# Written instruction
In the Lords debate below, why does Lord Skelmersdale think that holding claimants to a so-called "rate for the job" is harmful? Answer in one to three sentences.
-- START Passage shown --
Therefore, I appeal to the Minister this time to accept the revised wording. We have taken on board what he said last time and we think it quite inequitable that people should be forced to accept jobs by the threat of deprivation of benefit, jobs which are at a sub-standard level at which employers are being subsidised by the social ecurity system. I support the amendment.

Lord Skelmersdale

My Lords, that is all very well, but the Bill does not do anything of the sort, as I hope to go on to explain. I should point out that although the noble Earl, Lord Russell, has tried to redraft this amendment, I am afraid that in terms of drafting it inevitably suffers from much the same deficiencies as did its predecessor, but I should not dream of dwelling on that.

The real charge here is that the Government are forcing people into work against their own economic interests. As I said, we are not doing that. Family credit ensures that very few people will be worse off in work than on social security benefits. However, the important matter is that no one will be forced.

While we believe it right that, immediately after becoming unemployed, a claimant should be able to concentrate on looking for work which offers a rate of pay similar to that which he has been receiving—and we are providing that by way of our concept of a "permitted period"—we do not believe that an automatic right to a certain level of pay is helpful thereafter.

We think the present legislation is unnecessarily restrictive and has an adverse effect on the availability of work. Employers seek to recruit the staff they need at rates of pay they can afford. If they cannot recruit staff at anything other than a so-called "rate for the job", this inevitably will have an adverse and unnecessary effect on their ability to develop their business and generate more jobs. The noble Baroness will agree that that cannot be in the interests of employers. It benefits no one.

An employer must be able to take into consideration how up to date are the abilities, skills and experience of potential recruits in deciding what pay to offer them. It cannot be right that people should continue to expect to be paid on the basis of a job they left months or even years previously. Nor should they be encouraged to hold out such hopes. I believe the noble Baroness said that the majority of unemployed people do not; but this is a case where we are concerned not with the majority but with the minority who have unrealistic expectations of what they are worth.
-- END Passage shown --
-- START Dataset content --
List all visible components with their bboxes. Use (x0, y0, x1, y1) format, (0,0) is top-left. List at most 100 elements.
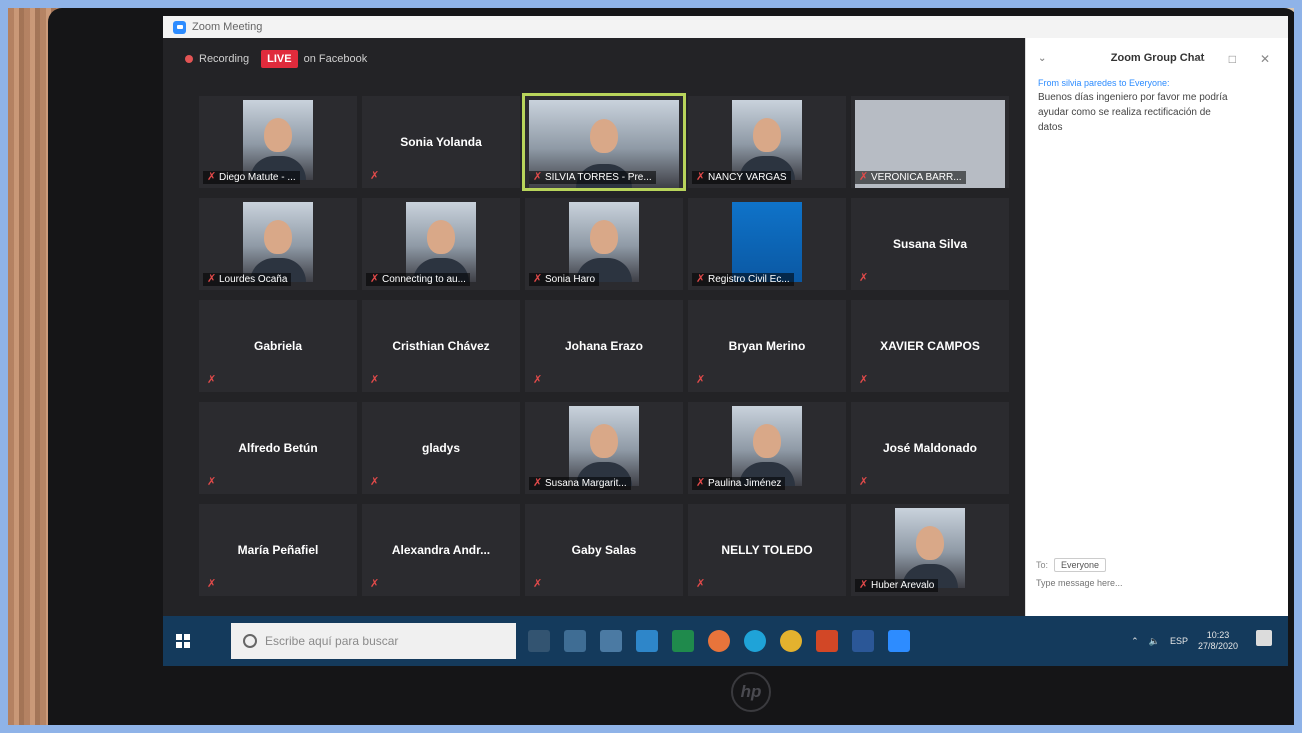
-- END Dataset content --
# Expected answer
Employers try to recruit the staff they need at rates of pay they can afford. If they cannot recruit at anything other than a "rate for the job," their ability to develop their business and generate more jobs suffers, which he says benefits no one.